Written task
The exercise asks you to copy every line below in which "name" appears.
Start
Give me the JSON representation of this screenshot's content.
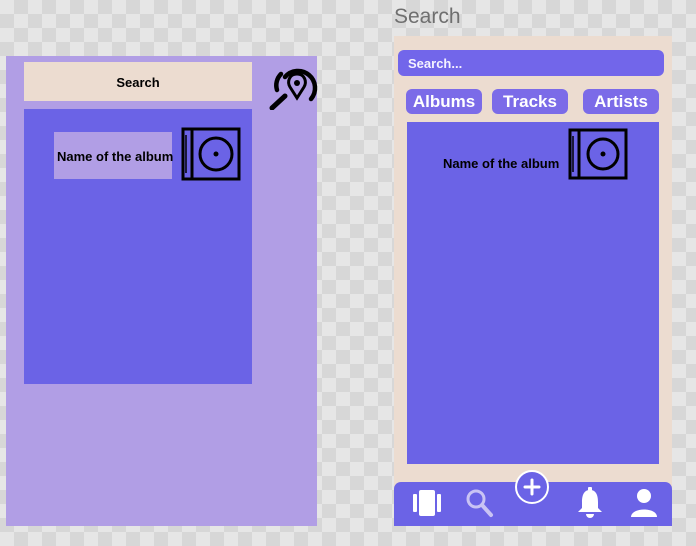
{
  "wireframe": {
    "search_label": "Search",
    "search_icon": "map-pin-search-icon",
    "album": {
      "name": "Name of the album",
      "icon": "vinyl-album-icon"
    }
  },
  "mockup": {
    "title": "Search",
    "search": {
      "placeholder": "Search...",
      "value": ""
    },
    "tabs": [
      {
        "label": "Albums"
      },
      {
        "label": "Tracks"
      },
      {
        "label": "Artists"
      }
    ],
    "album": {
      "name": "Name of the album",
      "icon": "vinyl-album-icon"
    },
    "bottom_nav": [
      {
        "name": "library",
        "icon": "library-icon"
      },
      {
        "name": "search",
        "icon": "search-icon"
      },
      {
        "name": "add",
        "icon": "plus-circle-icon"
      },
      {
        "name": "notifications",
        "icon": "bell-icon"
      },
      {
        "name": "profile",
        "icon": "user-icon"
      }
    ]
  },
  "colors": {
    "wireframe_frame": "#b19ee5",
    "panel": "#6b63e6",
    "search_bar_bg": "#ecdcd0",
    "input": "#7266ea",
    "tab": "#7b6be8"
  }
}
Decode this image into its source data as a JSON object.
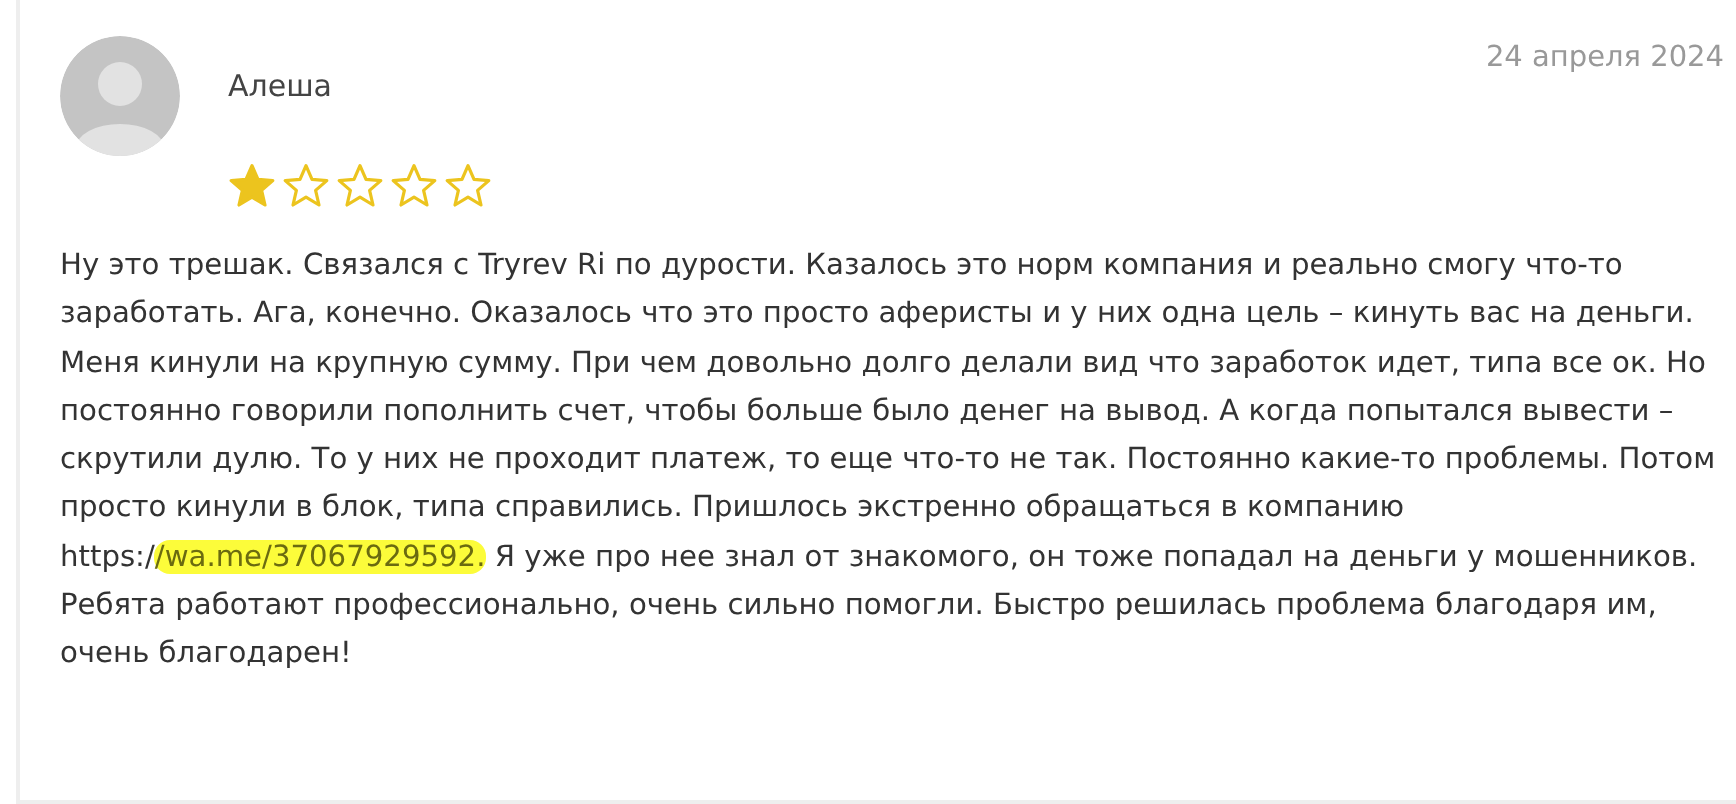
{
  "review": {
    "author": "Алеша",
    "date": "24 апреля 2024",
    "stars": 1,
    "text_before": "Ну это трешак. Связался с Tryrev Ri по дурости. Казалось это норм компания и реально смогу что-то заработать. Ага, конечно. Оказалось что это просто аферисты и у них одна цель – кинуть вас на деньги. Меня кинули на крупную сумму. При чем довольно долго делали вид что заработок идет, типа все ок. Но постоянно говорили пополнить счет, чтобы больше было денег на вывод. А когда попытался вывести – скрутили дулю. То у них не проходит платеж, то еще что-то не так. Постоянно какие-то проблемы. Потом просто кинули в блок, типа справились. Пришлось экстренно обращаться в компанию ",
    "link_prefix": "https:/",
    "link_highlighted": "/wa.me/37067929592.",
    "text_after": " Я уже про нее знал от знакомого, он тоже попадал на деньги у мошенников. Ребята работают профессионально, очень сильно помогли. Быстро решилась проблема благодаря им, очень благодарен!"
  }
}
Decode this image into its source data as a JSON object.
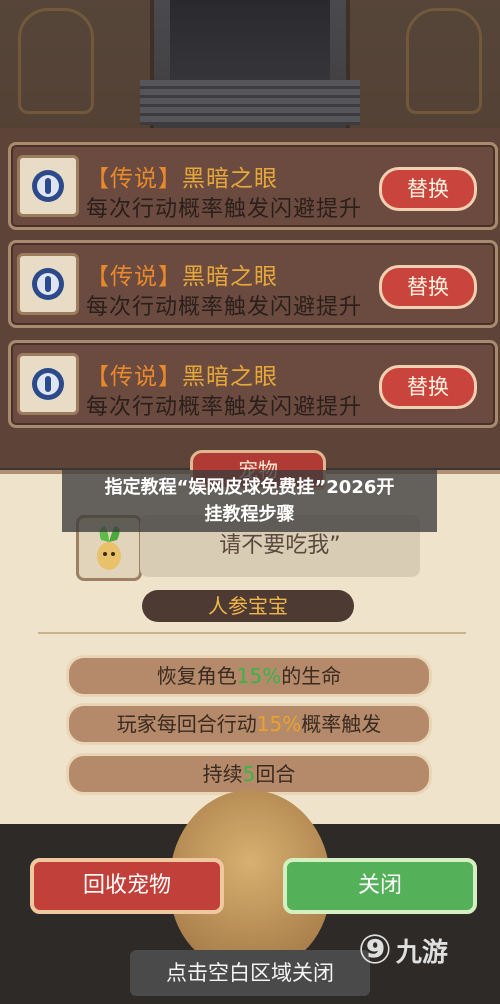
End
The completed task
      "name": "Name of the album",
      "name": "Name of the album",
        "name": "library",
        "name": "search",
        "name": "add",
        "name": "notifications",
        "name": "profile",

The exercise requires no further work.